Give the entries again exactly, every one of them.
□ □ □ □
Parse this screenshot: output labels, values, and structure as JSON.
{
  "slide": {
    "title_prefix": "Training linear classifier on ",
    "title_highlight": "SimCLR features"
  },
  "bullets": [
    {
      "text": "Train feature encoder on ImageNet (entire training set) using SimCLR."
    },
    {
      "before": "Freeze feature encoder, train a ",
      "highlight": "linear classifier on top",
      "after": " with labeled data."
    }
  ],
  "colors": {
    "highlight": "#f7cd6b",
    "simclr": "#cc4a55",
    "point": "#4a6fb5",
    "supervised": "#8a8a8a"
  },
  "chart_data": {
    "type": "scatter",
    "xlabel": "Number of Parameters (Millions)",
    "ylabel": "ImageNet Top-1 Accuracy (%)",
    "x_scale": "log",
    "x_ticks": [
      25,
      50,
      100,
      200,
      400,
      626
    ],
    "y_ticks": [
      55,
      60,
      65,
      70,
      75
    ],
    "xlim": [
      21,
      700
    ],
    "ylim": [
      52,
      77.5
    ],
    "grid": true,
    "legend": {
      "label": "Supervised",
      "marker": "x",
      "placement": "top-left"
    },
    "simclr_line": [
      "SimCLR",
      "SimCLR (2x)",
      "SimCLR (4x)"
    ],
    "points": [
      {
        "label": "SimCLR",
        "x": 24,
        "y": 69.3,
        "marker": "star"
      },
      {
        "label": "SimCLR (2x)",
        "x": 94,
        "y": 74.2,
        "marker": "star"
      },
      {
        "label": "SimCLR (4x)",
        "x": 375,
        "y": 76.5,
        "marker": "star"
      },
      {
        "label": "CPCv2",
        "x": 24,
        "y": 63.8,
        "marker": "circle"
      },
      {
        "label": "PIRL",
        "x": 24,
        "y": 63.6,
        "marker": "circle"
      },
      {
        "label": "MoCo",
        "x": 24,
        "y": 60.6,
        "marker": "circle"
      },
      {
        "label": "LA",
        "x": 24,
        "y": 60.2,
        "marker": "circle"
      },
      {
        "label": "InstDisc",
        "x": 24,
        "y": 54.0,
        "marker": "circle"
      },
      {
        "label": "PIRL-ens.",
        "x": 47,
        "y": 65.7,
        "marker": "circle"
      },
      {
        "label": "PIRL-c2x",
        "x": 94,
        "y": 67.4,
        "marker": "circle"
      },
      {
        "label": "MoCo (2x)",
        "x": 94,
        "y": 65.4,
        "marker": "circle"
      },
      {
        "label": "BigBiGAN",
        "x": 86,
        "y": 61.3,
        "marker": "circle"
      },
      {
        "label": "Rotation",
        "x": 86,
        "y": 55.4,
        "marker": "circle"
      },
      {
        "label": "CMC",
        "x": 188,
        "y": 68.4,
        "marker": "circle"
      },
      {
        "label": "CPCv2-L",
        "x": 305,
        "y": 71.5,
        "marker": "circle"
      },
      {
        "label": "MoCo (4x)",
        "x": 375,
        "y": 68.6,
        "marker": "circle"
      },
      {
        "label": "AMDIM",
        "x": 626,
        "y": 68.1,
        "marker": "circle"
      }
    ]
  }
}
□ □ □ □
*Worked solution*:
Parse this screenshot: output labels, values, and structure as JSON.
{
  "slide": {
    "title_prefix": "Training linear classifier on ",
    "title_highlight": "SimCLR features"
  },
  "bullets": [
    {
      "text": "Train feature encoder on ImageNet (entire training set) using SimCLR."
    },
    {
      "before": "Freeze feature encoder, train a ",
      "highlight": "linear classifier on top",
      "after": " with labeled data."
    }
  ],
  "colors": {
    "highlight": "#f7cd6b",
    "simclr": "#cc4a55",
    "point": "#4a6fb5",
    "supervised": "#8a8a8a"
  },
  "chart_data": {
    "type": "scatter",
    "xlabel": "Number of Parameters (Millions)",
    "ylabel": "ImageNet Top-1 Accuracy (%)",
    "x_scale": "log",
    "x_ticks": [
      25,
      50,
      100,
      200,
      400,
      626
    ],
    "y_ticks": [
      55,
      60,
      65,
      70,
      75
    ],
    "xlim": [
      21,
      700
    ],
    "ylim": [
      52,
      77.5
    ],
    "grid": true,
    "legend": {
      "label": "Supervised",
      "marker": "x",
      "placement": "top-left"
    },
    "simclr_line": [
      "SimCLR",
      "SimCLR (2x)",
      "SimCLR (4x)"
    ],
    "points": [
      {
        "label": "SimCLR",
        "x": 24,
        "y": 69.3,
        "marker": "star"
      },
      {
        "label": "SimCLR (2x)",
        "x": 94,
        "y": 74.2,
        "marker": "star"
      },
      {
        "label": "SimCLR (4x)",
        "x": 375,
        "y": 76.5,
        "marker": "star"
      },
      {
        "label": "CPCv2",
        "x": 24,
        "y": 63.8,
        "marker": "circle"
      },
      {
        "label": "PIRL",
        "x": 24,
        "y": 63.6,
        "marker": "circle"
      },
      {
        "label": "MoCo",
        "x": 24,
        "y": 60.6,
        "marker": "circle"
      },
      {
        "label": "LA",
        "x": 24,
        "y": 60.2,
        "marker": "circle"
      },
      {
        "label": "InstDisc",
        "x": 24,
        "y": 54.0,
        "marker": "circle"
      },
      {
        "label": "PIRL-ens.",
        "x": 47,
        "y": 65.7,
        "marker": "circle"
      },
      {
        "label": "PIRL-c2x",
        "x": 94,
        "y": 67.4,
        "marker": "circle"
      },
      {
        "label": "MoCo (2x)",
        "x": 94,
        "y": 65.4,
        "marker": "circle"
      },
      {
        "label": "BigBiGAN",
        "x": 86,
        "y": 61.3,
        "marker": "circle"
      },
      {
        "label": "Rotation",
        "x": 86,
        "y": 55.4,
        "marker": "circle"
      },
      {
        "label": "CMC",
        "x": 188,
        "y": 68.4,
        "marker": "circle"
      },
      {
        "label": "CPCv2-L",
        "x": 305,
        "y": 71.5,
        "marker": "circle"
      },
      {
        "label": "MoCo (4x)",
        "x": 375,
        "y": 68.6,
        "marker": "circle"
      },
      {
        "label": "AMDIM",
        "x": 626,
        "y": 68.1,
        "marker": "circle"
      }
    ]
  }
}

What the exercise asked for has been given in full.